## SHORT PROBLEM
Omit every picture and output the rest of the records exactly as they are.

● ● ● ●

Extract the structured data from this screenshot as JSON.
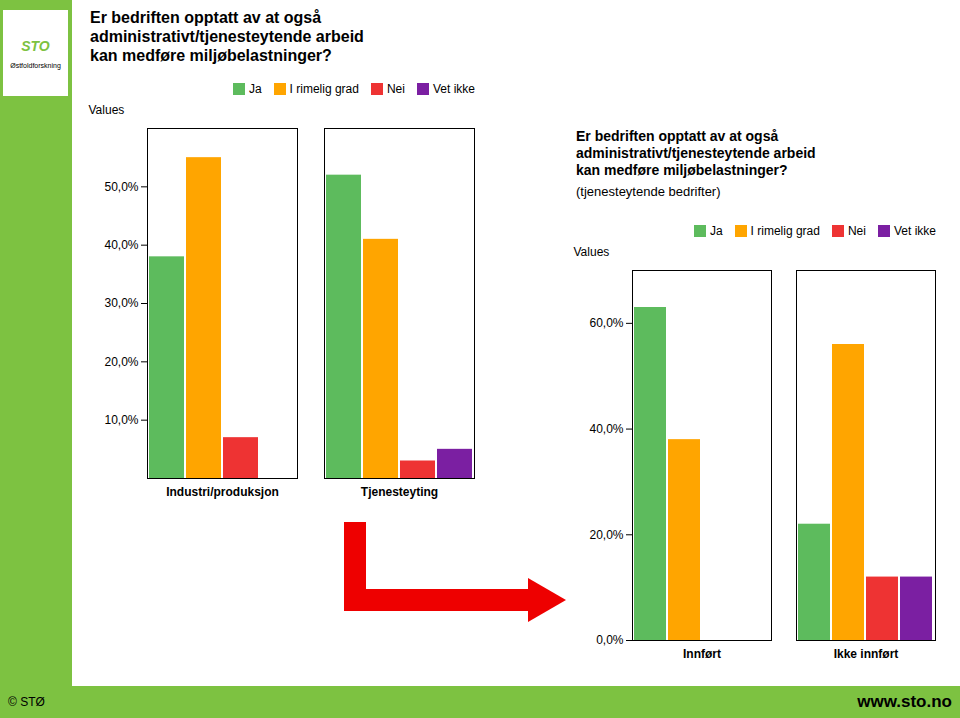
{
  "chart_data": [
    {
      "type": "bar",
      "title": "Er bedriften opptatt av at også\nadministrativt/tjenesteytende arbeid\nkan medføre miljøbelastninger?",
      "categories": [
        "Industri/produksjon",
        "Tjenesteyting"
      ],
      "series": [
        {
          "name": "Ja",
          "color": "#5DBB5D",
          "values": [
            38.0,
            52.0
          ]
        },
        {
          "name": "I rimelig grad",
          "color": "#FFA500",
          "values": [
            55.0,
            41.0
          ]
        },
        {
          "name": "Nei",
          "color": "#EE3333",
          "values": [
            7.0,
            3.0
          ]
        },
        {
          "name": "Vet ikke",
          "color": "#7B1FA2",
          "values": [
            0.0,
            5.0
          ]
        }
      ],
      "ylabel": "Values",
      "ylim": [
        0,
        60
      ],
      "yticks": [
        {
          "value": 10,
          "label": "10,0%"
        },
        {
          "value": 20,
          "label": "20,0%"
        },
        {
          "value": 30,
          "label": "30,0%"
        },
        {
          "value": 40,
          "label": "40,0%"
        },
        {
          "value": 50,
          "label": "50,0%"
        }
      ],
      "grid": false,
      "legend": "upper right",
      "annotations": [
        "STO",
        "Østfoldforskning",
        "© STØ",
        "www.sto.no"
      ]
    },
    {
      "type": "bar",
      "title": "Er bedriften opptatt av at også\nadministrativt/tjenesteytende arbeid\nkan medføre miljøbelastninger?",
      "subtitle": "(tjenesteytende bedrifter)",
      "categories": [
        "Innført",
        "Ikke innført"
      ],
      "series": [
        {
          "name": "Ja",
          "color": "#5DBB5D",
          "values": [
            63.0,
            22.0
          ]
        },
        {
          "name": "I rimelig grad",
          "color": "#FFA500",
          "values": [
            38.0,
            56.0
          ]
        },
        {
          "name": "Nei",
          "color": "#EE3333",
          "values": [
            0.0,
            12.0
          ]
        },
        {
          "name": "Vet ikke",
          "color": "#7B1FA2",
          "values": [
            0.0,
            12.0
          ]
        }
      ],
      "ylabel": "Values",
      "ylim": [
        0,
        70
      ],
      "yticks": [
        {
          "value": 0,
          "label": "0,0%"
        },
        {
          "value": 20,
          "label": "20,0%"
        },
        {
          "value": 40,
          "label": "40,0%"
        },
        {
          "value": 60,
          "label": "60,0%"
        }
      ],
      "grid": false,
      "legend": "upper right"
    }
  ]
}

● ● ● ●

## RESULT FOR THIS EXERCISE
Extract the structured data from this screenshot as JSON.
{
  "chart_data": [
    {
      "type": "bar",
      "title": "Er bedriften opptatt av at også\nadministrativt/tjenesteytende arbeid\nkan medføre miljøbelastninger?",
      "categories": [
        "Industri/produksjon",
        "Tjenesteyting"
      ],
      "series": [
        {
          "name": "Ja",
          "color": "#5DBB5D",
          "values": [
            38.0,
            52.0
          ]
        },
        {
          "name": "I rimelig grad",
          "color": "#FFA500",
          "values": [
            55.0,
            41.0
          ]
        },
        {
          "name": "Nei",
          "color": "#EE3333",
          "values": [
            7.0,
            3.0
          ]
        },
        {
          "name": "Vet ikke",
          "color": "#7B1FA2",
          "values": [
            0.0,
            5.0
          ]
        }
      ],
      "ylabel": "Values",
      "ylim": [
        0,
        60
      ],
      "yticks": [
        {
          "value": 10,
          "label": "10,0%"
        },
        {
          "value": 20,
          "label": "20,0%"
        },
        {
          "value": 30,
          "label": "30,0%"
        },
        {
          "value": 40,
          "label": "40,0%"
        },
        {
          "value": 50,
          "label": "50,0%"
        }
      ],
      "grid": false,
      "legend": "upper right",
      "annotations": [
        "STO",
        "Østfoldforskning",
        "© STØ",
        "www.sto.no"
      ]
    },
    {
      "type": "bar",
      "title": "Er bedriften opptatt av at også\nadministrativt/tjenesteytende arbeid\nkan medføre miljøbelastninger?",
      "subtitle": "(tjenesteytende bedrifter)",
      "categories": [
        "Innført",
        "Ikke innført"
      ],
      "series": [
        {
          "name": "Ja",
          "color": "#5DBB5D",
          "values": [
            63.0,
            22.0
          ]
        },
        {
          "name": "I rimelig grad",
          "color": "#FFA500",
          "values": [
            38.0,
            56.0
          ]
        },
        {
          "name": "Nei",
          "color": "#EE3333",
          "values": [
            0.0,
            12.0
          ]
        },
        {
          "name": "Vet ikke",
          "color": "#7B1FA2",
          "values": [
            0.0,
            12.0
          ]
        }
      ],
      "ylabel": "Values",
      "ylim": [
        0,
        70
      ],
      "yticks": [
        {
          "value": 0,
          "label": "0,0%"
        },
        {
          "value": 20,
          "label": "20,0%"
        },
        {
          "value": 40,
          "label": "40,0%"
        },
        {
          "value": 60,
          "label": "60,0%"
        }
      ],
      "grid": false,
      "legend": "upper right"
    }
  ]
}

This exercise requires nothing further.